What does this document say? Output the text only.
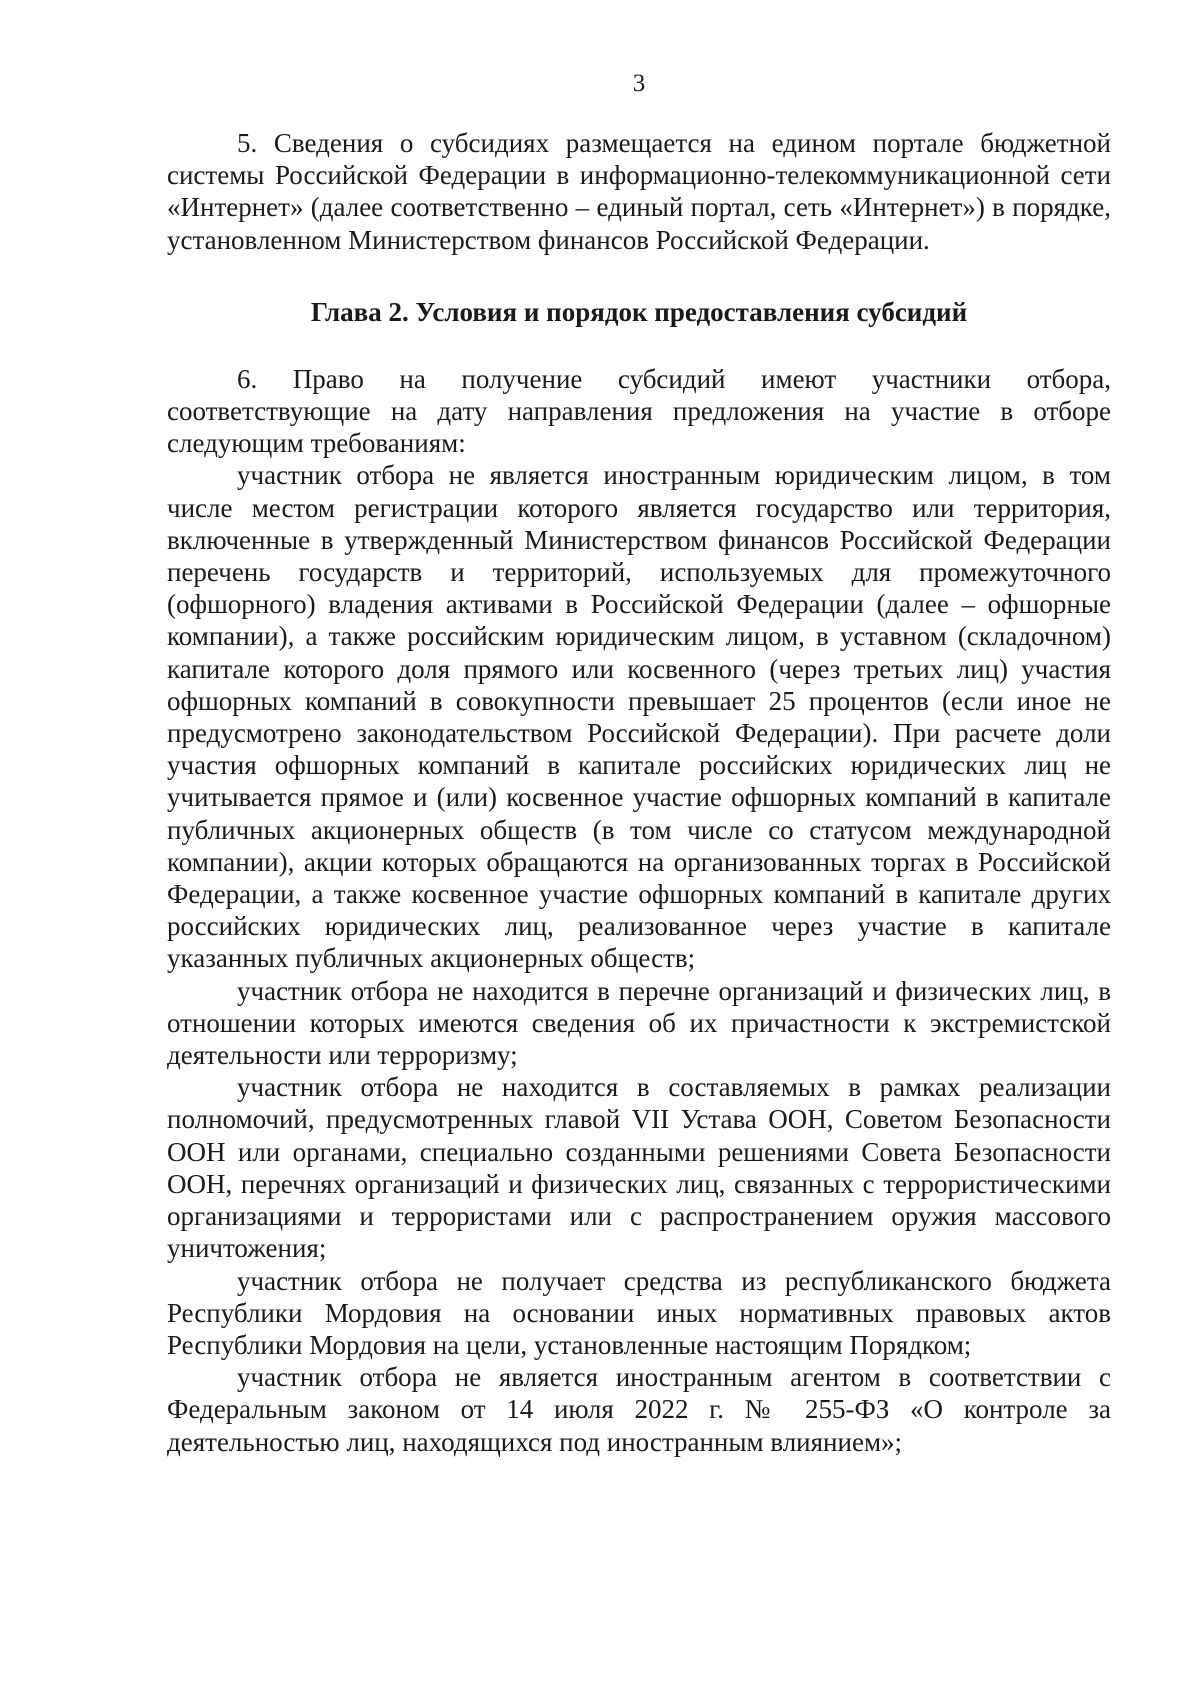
3

5. Сведения о субсидиях размещается на едином портале бюджетной системы Российской Федерации в информационно-телекоммуникационной сети «Интернет» (далее соответственно – единый портал, сеть «Интернет») в порядке, установленном Министерством финансов Российской Федерации.

Глава 2. Условия и порядок предоставления субсидий

6. Право на получение субсидий имеют участники отбора, соответствующие на дату направления предложения на участие в отборе следующим требованиям:

участник отбора не является иностранным юридическим лицом, в том числе местом регистрации которого является государство или территория, включенные в утвержденный Министерством финансов Российской Федерации перечень государств и территорий, используемых для промежуточного (офшорного) владения активами в Российской Федерации (далее – офшорные компании), а также российским юридическим лицом, в уставном (складочном) капитале которого доля прямого или косвенного (через третьих лиц) участия офшорных компаний в совокупности превышает 25 процентов (если иное не предусмотрено законодательством Российской Федерации). При расчете доли участия офшорных компаний в капитале российских юридических лиц не учитывается прямое и (или) косвенное участие офшорных компаний в капитале публичных акционерных обществ (в том числе со статусом международной компании), акции которых обращаются на организованных торгах в Российской Федерации, а также косвенное участие офшорных компаний в капитале других российских юридических лиц, реализованное через участие в капитале указанных публичных акционерных обществ;

участник отбора не находится в перечне организаций и физических лиц, в отношении которых имеются сведения об их причастности к экстремистской деятельности или терроризму;

участник отбора не находится в составляемых в рамках реализации полномочий, предусмотренных главой VII Устава ООН, Советом Безопасности ООН или органами, специально созданными решениями Совета Безопасности ООН, перечнях организаций и физических лиц, связанных с террористическими организациями и террористами или с распространением оружия массового уничтожения;

участник отбора не получает средства из республиканского бюджета Республики Мордовия на основании иных нормативных правовых актов Республики Мордовия на цели, установленные настоящим Порядком;

участник отбора не является иностранным агентом в соответствии с Федеральным законом от 14 июля 2022 г. № 255-ФЗ «О контроле за деятельностью лиц, находящихся под иностранным влиянием»;
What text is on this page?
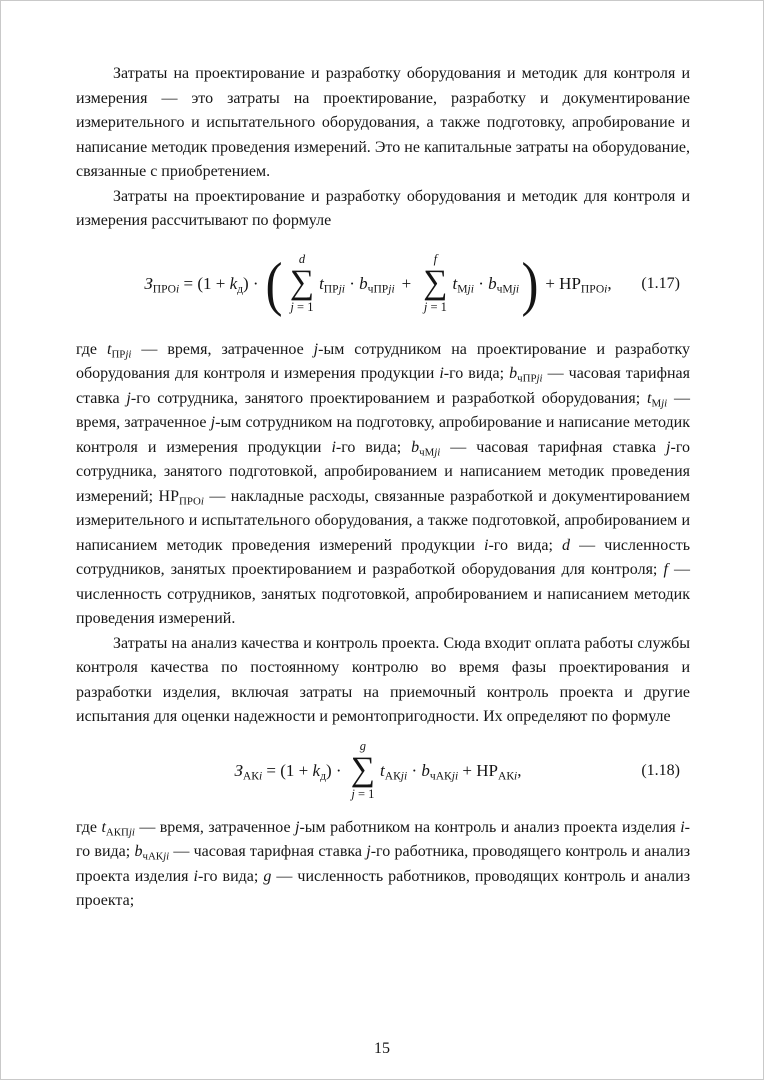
Затраты на проектирование и разработку оборудования и методик для контроля и измерения — это затраты на проектирование, разработку и документирование измерительного и испытательного оборудования, а также подготовку, апробирование и написание методик проведения измерений. Это не капитальные затраты на оборудование, связанные с приобретением.

Затраты на проектирование и разработку оборудования и методик для контроля и измерения рассчитывают по формуле

$З_{ПРОi} = (1 + k_д)$ · ( d
∑
j = 1
$t_{ПРji} \cdot b_{чПРji}$ +
f
∑
j = 1
$t_{Мji} \cdot b_{чМji}$ ) + $НР_{ПРОi}$, (1.17)

где $t_{ПРji}$ — время, затраченное j-ым сотрудником на проектирование и разработку оборудования для контроля и измерения продукции i-го вида; $b_{чПРji}$ — часовая тарифная ставка j-го сотрудника, занятого проектированием и разработкой оборудования; $t_{Мji}$ — время, затраченное j-ым сотрудником на подготовку, апробирование и написание методик контроля и измерения продукции i-го вида; $b_{чМji}$ — часовая тарифная ставка j-го сотрудника, занятого подготовкой, апробированием и написанием методик проведения измерений; $НР_{ПРОi}$ — накладные расходы, связанные разработкой и документированием измерительного и испытательного оборудования, а также подготовкой, апробированием и написанием методик проведения измерений продукции i-го вида; d — численность сотрудников, занятых проектированием и разработкой оборудования для контроля; f — численность сотрудников, занятых подготовкой, апробированием и написанием методик проведения измерений.

Затраты на анализ качества и контроль проекта. Сюда входит оплата работы службы контроля качества по постоянному контролю во время фазы проектирования и разработки изделия, включая затраты на приемочный контроль проекта и другие испытания для оценки надежности и ремонтопригодности. Их определяют по формуле

$З_{АКi} = (1 + k_д)$ ·
g
∑
j = 1
$t_{АКji} \cdot b_{чАКji} + НР_{АКi}$,	(1.18)

где $t_{АКПji}$ — время, затраченное j-ым работником на контроль и анализ проекта изделия i-го вида; $b_{чАКji}$ — часовая тарифная ставка j-го работника, проводящего контроль и анализ проекта изделия i-го вида; g — численность работников, проводящих контроль и анализ проекта;

15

[TASK STATEMENT]
Every record above should be transcribed exactly; the pictures stay out of the copy.

[THE OUTPUT]
What does this document say? Output the text only.
3

5. Сведения о субсидиях размещается на едином портале бюджетной системы Российской Федерации в информационно-телекоммуникационной сети «Интернет» (далее соответственно – единый портал, сеть «Интернет») в порядке, установленном Министерством финансов Российской Федерации.

Глава 2. Условия и порядок предоставления субсидий

6. Право на получение субсидий имеют участники отбора, соответствующие на дату направления предложения на участие в отборе следующим требованиям:

участник отбора не является иностранным юридическим лицом, в том числе местом регистрации которого является государство или территория, включенные в утвержденный Министерством финансов Российской Федерации перечень государств и территорий, используемых для промежуточного (офшорного) владения активами в Российской Федерации (далее – офшорные компании), а также российским юридическим лицом, в уставном (складочном) капитале которого доля прямого или косвенного (через третьих лиц) участия офшорных компаний в совокупности превышает 25 процентов (если иное не предусмотрено законодательством Российской Федерации). При расчете доли участия офшорных компаний в капитале российских юридических лиц не учитывается прямое и (или) косвенное участие офшорных компаний в капитале публичных акционерных обществ (в том числе со статусом международной компании), акции которых обращаются на организованных торгах в Российской Федерации, а также косвенное участие офшорных компаний в капитале других российских юридических лиц, реализованное через участие в капитале указанных публичных акционерных обществ;

участник отбора не находится в перечне организаций и физических лиц, в отношении которых имеются сведения об их причастности к экстремистской деятельности или терроризму;

участник отбора не находится в составляемых в рамках реализации полномочий, предусмотренных главой VII Устава ООН, Советом Безопасности ООН или органами, специально созданными решениями Совета Безопасности ООН, перечнях организаций и физических лиц, связанных с террористическими организациями и террористами или с распространением оружия массового уничтожения;

участник отбора не получает средства из республиканского бюджета Республики Мордовия на основании иных нормативных правовых актов Республики Мордовия на цели, установленные настоящим Порядком;

участник отбора не является иностранным агентом в соответствии с Федеральным законом от 14 июля 2022 г. № 255-ФЗ «О контроле за деятельностью лиц, находящихся под иностранным влиянием»;
What text is on this page?
Затраты на проектирование и разработку оборудования и методик для контроля и измерения — это затраты на проектирование, разработку и документирование измерительного и испытательного оборудования, а также подготовку, апробирование и написание методик проведения измерений. Это не капитальные затраты на оборудование, связанные с приобретением.

Затраты на проектирование и разработку оборудования и методик для контроля и измерения рассчитывают по формуле

$З_{ПРОi} = (1 + k_д)$ · ( d
∑
j = 1
$t_{ПРji} \cdot b_{чПРji}$ +
f
∑
j = 1
$t_{Мji} \cdot b_{чМji}$ ) + $НР_{ПРОi}$, (1.17)

где $t_{ПРji}$ — время, затраченное j-ым сотрудником на проектирование и разработку оборудования для контроля и измерения продукции i-го вида; $b_{чПРji}$ — часовая тарифная ставка j-го сотрудника, занятого проектированием и разработкой оборудования; $t_{Мji}$ — время, затраченное j-ым сотрудником на подготовку, апробирование и написание методик контроля и измерения продукции i-го вида; $b_{чМji}$ — часовая тарифная ставка j-го сотрудника, занятого подготовкой, апробированием и написанием методик проведения измерений; $НР_{ПРОi}$ — накладные расходы, связанные разработкой и документированием измерительного и испытательного оборудования, а также подготовкой, апробированием и написанием методик проведения измерений продукции i-го вида; d — численность сотрудников, занятых проектированием и разработкой оборудования для контроля; f — численность сотрудников, занятых подготовкой, апробированием и написанием методик проведения измерений.

Затраты на анализ качества и контроль проекта. Сюда входит оплата работы службы контроля качества по постоянному контролю во время фазы проектирования и разработки изделия, включая затраты на приемочный контроль проекта и другие испытания для оценки надежности и ремонтопригодности. Их определяют по формуле

$З_{АКi} = (1 + k_д)$ ·
g
∑
j = 1
$t_{АКji} \cdot b_{чАКji} + НР_{АКi}$,	(1.18)

где $t_{АКПji}$ — время, затраченное j-ым работником на контроль и анализ проекта изделия i-го вида; $b_{чАКji}$ — часовая тарифная ставка j-го работника, проводящего контроль и анализ проекта изделия i-го вида; g — численность работников, проводящих контроль и анализ проекта;

15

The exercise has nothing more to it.